◆ **Given request**:
Drop the pictures, then extract the listing word for word.

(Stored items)

────────────────────────────────────────

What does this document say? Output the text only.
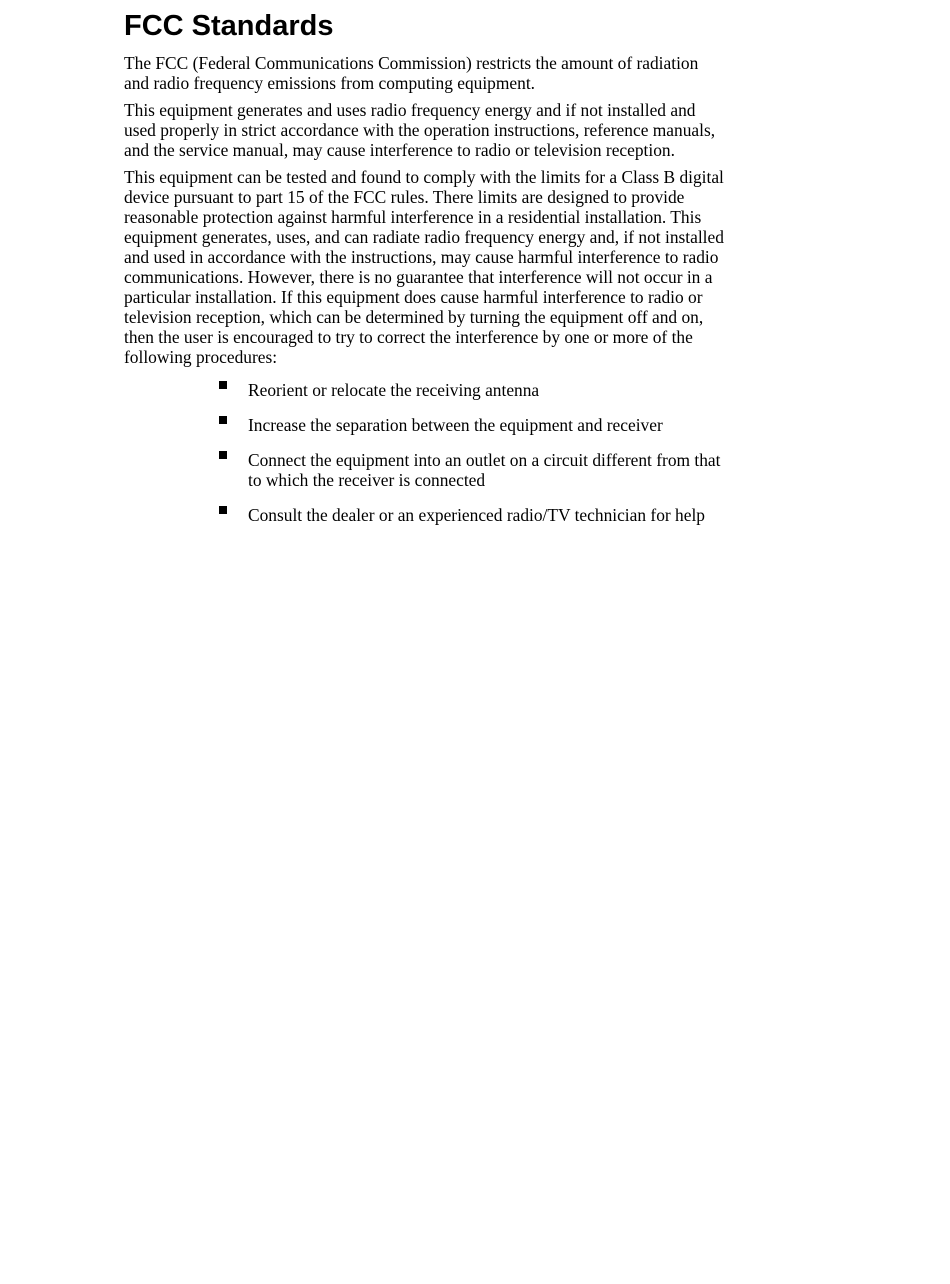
FCC Standards

The FCC (Federal Communications Commission) restricts the amount of radiation and radio frequency emissions from computing equipment.

This equipment generates and uses radio frequency energy and if not installed and used properly in strict accordance with the operation instructions, reference manuals, and the service manual, may cause interference to radio or television reception.

This equipment can be tested and found to comply with the limits for a Class B digital device pursuant to part 15 of the FCC rules. There limits are designed to provide reasonable protection against harmful interference in a residential installation. This equipment generates, uses, and can radiate radio frequency energy and, if not installed and used in accordance with the instructions, may cause harmful interference to radio communications. However, there is no guarantee that interference will not occur in a particular installation. If this equipment does cause harmful interference to radio or television reception, which can be determined by turning the equipment off and on, then the user is encouraged to try to correct the interference by one or more of the following procedures:

Reorient or relocate the receiving antenna
Increase the separation between the equipment and receiver
Connect the equipment into an outlet on a circuit different from that to which the receiver is connected
Consult the dealer or an experienced radio/TV technician for help
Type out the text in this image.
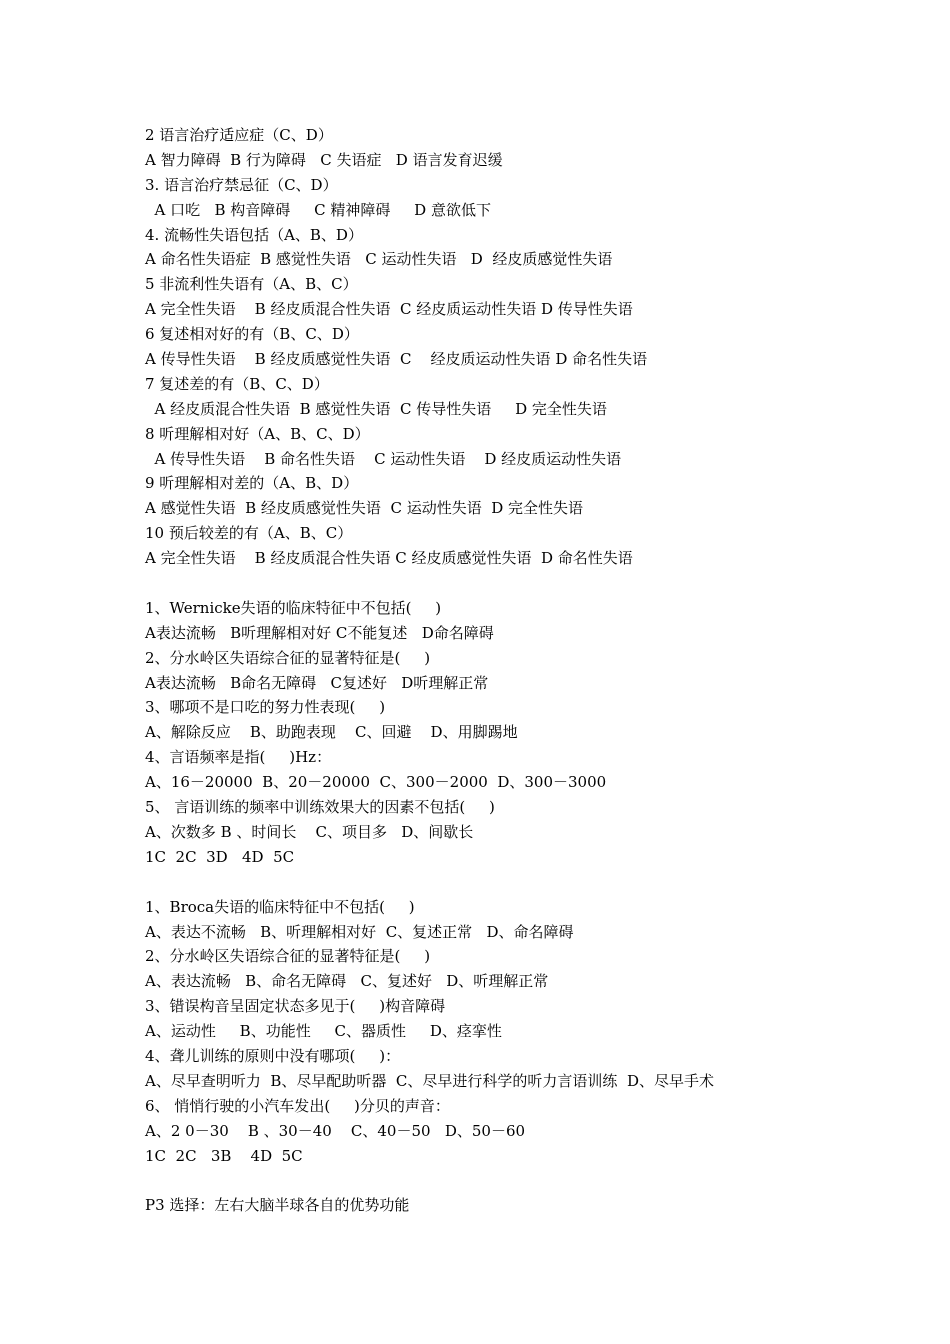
2 语言治疗适应症（C、D）
A 智力障碍  B 行为障碍   C 失语症   D 语言发育迟缓
3. 语言治疗禁忌征（C、D）
A 口吃   B 构音障碍     C 精神障碍     D 意欲低下
4. 流畅性失语包括（A、B、D）
A 命名性失语症  B 感觉性失语   C 运动性失语   D  经皮质感觉性失语
5 非流利性失语有（A、B、C）
A 完全性失语    B 经皮质混合性失语  C 经皮质运动性失语 D 传导性失语
6 复述相对好的有（B、C、D）
A 传导性失语    B 经皮质感觉性失语  C    经皮质运动性失语 D 命名性失语
7 复述差的有（B、C、D）
A 经皮质混合性失语  B 感觉性失语  C 传导性失语     D 完全性失语
8 听理解相对好（A、B、C、D）
A 传导性失语    B 命名性失语    C 运动性失语    D 经皮质运动性失语
9 听理解相对差的（A、B、D）
A 感觉性失语  B 经皮质感觉性失语  C 运动性失语  D 完全性失语
10 预后较差的有（A、B、C）
A 完全性失语    B 经皮质混合性失语 C 经皮质感觉性失语  D 命名性失语
1、Wernicke失语的临床特征中不包括(     )
A表达流畅   B听理解相对好 C不能复述   D命名障碍
2、分水岭区失语综合征的显著特征是(     )
A表达流畅   B命名无障碍   C复述好   D听理解正常
3、哪项不是口吃的努力性表现(     )
A、解除反应    B、助跑表现    C、回避    D、用脚踢地
4、言语频率是指(     )Hz：
A、16－20000  B、20－20000  C、300－2000  D、300－3000
5、 言语训练的频率中训练效果大的因素不包括(     )
A、次数多 B 、时间长    C、项目多   D、间歇长
1C  2C  3D   4D  5C
1、Broca失语的临床特征中不包括(     )
A、表达不流畅   B、听理解相对好  C、复述正常   D、命名障碍
2、分水岭区失语综合征的显著特征是(     )
A、表达流畅   B、命名无障碍   C、复述好   D、听理解正常
3、错误构音呈固定状态多见于(     )构音障碍
A、运动性     B、功能性     C、器质性     D、痉挛性
4、聋儿训练的原则中没有哪项(     )：
A、尽早查明听力  B、尽早配助听器  C、尽早进行科学的听力言语训练  D、尽早手术
6、 悄悄行驶的小汽车发出(     )分贝的声音：
A、2 0－30    B 、30－40    C、40－50   D、50－60
1C  2C   3B    4D  5C
P3 选择：左右大脑半球各自的优势功能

────────────────────────────────────────

◆ **Result for this task**:
What does this document say? Output the text only.
FCC Standards

The FCC (Federal Communications Commission) restricts the amount of radiation and radio frequency emissions from computing equipment.

This equipment generates and uses radio frequency energy and if not installed and used properly in strict accordance with the operation instructions, reference manuals, and the service manual, may cause interference to radio or television reception.

This equipment can be tested and found to comply with the limits for a Class B digital device pursuant to part 15 of the FCC rules. There limits are designed to provide reasonable protection against harmful interference in a residential installation. This equipment generates, uses, and can radiate radio frequency energy and, if not installed and used in accordance with the instructions, may cause harmful interference to radio communications. However, there is no guarantee that interference will not occur in a particular installation. If this equipment does cause harmful interference to radio or television reception, which can be determined by turning the equipment off and on, then the user is encouraged to try to correct the interference by one or more of the following procedures:

Reorient or relocate the receiving antenna
Increase the separation between the equipment and receiver
Connect the equipment into an outlet on a circuit different from that to which the receiver is connected
Consult the dealer or an experienced radio/TV technician for help
Type out the text in this image.
2 语言治疗适应症（C、D）
A 智力障碍  B 行为障碍   C 失语症   D 语言发育迟缓
3. 语言治疗禁忌征（C、D）
A 口吃   B 构音障碍     C 精神障碍     D 意欲低下
4. 流畅性失语包括（A、B、D）
A 命名性失语症  B 感觉性失语   C 运动性失语   D  经皮质感觉性失语
5 非流利性失语有（A、B、C）
A 完全性失语    B 经皮质混合性失语  C 经皮质运动性失语 D 传导性失语
6 复述相对好的有（B、C、D）
A 传导性失语    B 经皮质感觉性失语  C    经皮质运动性失语 D 命名性失语
7 复述差的有（B、C、D）
A 经皮质混合性失语  B 感觉性失语  C 传导性失语     D 完全性失语
8 听理解相对好（A、B、C、D）
A 传导性失语    B 命名性失语    C 运动性失语    D 经皮质运动性失语
9 听理解相对差的（A、B、D）
A 感觉性失语  B 经皮质感觉性失语  C 运动性失语  D 完全性失语
10 预后较差的有（A、B、C）
A 完全性失语    B 经皮质混合性失语 C 经皮质感觉性失语  D 命名性失语
1、Wernicke失语的临床特征中不包括(     )
A表达流畅   B听理解相对好 C不能复述   D命名障碍
2、分水岭区失语综合征的显著特征是(     )
A表达流畅   B命名无障碍   C复述好   D听理解正常
3、哪项不是口吃的努力性表现(     )
A、解除反应    B、助跑表现    C、回避    D、用脚踢地
4、言语频率是指(     )Hz：
A、16－20000  B、20－20000  C、300－2000  D、300－3000
5、 言语训练的频率中训练效果大的因素不包括(     )
A、次数多 B 、时间长    C、项目多   D、间歇长
1C  2C  3D   4D  5C
1、Broca失语的临床特征中不包括(     )
A、表达不流畅   B、听理解相对好  C、复述正常   D、命名障碍
2、分水岭区失语综合征的显著特征是(     )
A、表达流畅   B、命名无障碍   C、复述好   D、听理解正常
3、错误构音呈固定状态多见于(     )构音障碍
A、运动性     B、功能性     C、器质性     D、痉挛性
4、聋儿训练的原则中没有哪项(     )：
A、尽早查明听力  B、尽早配助听器  C、尽早进行科学的听力言语训练  D、尽早手术
6、 悄悄行驶的小汽车发出(     )分贝的声音：
A、2 0－30    B 、30－40    C、40－50   D、50－60
1C  2C   3B    4D  5C
P3 选择：左右大脑半球各自的优势功能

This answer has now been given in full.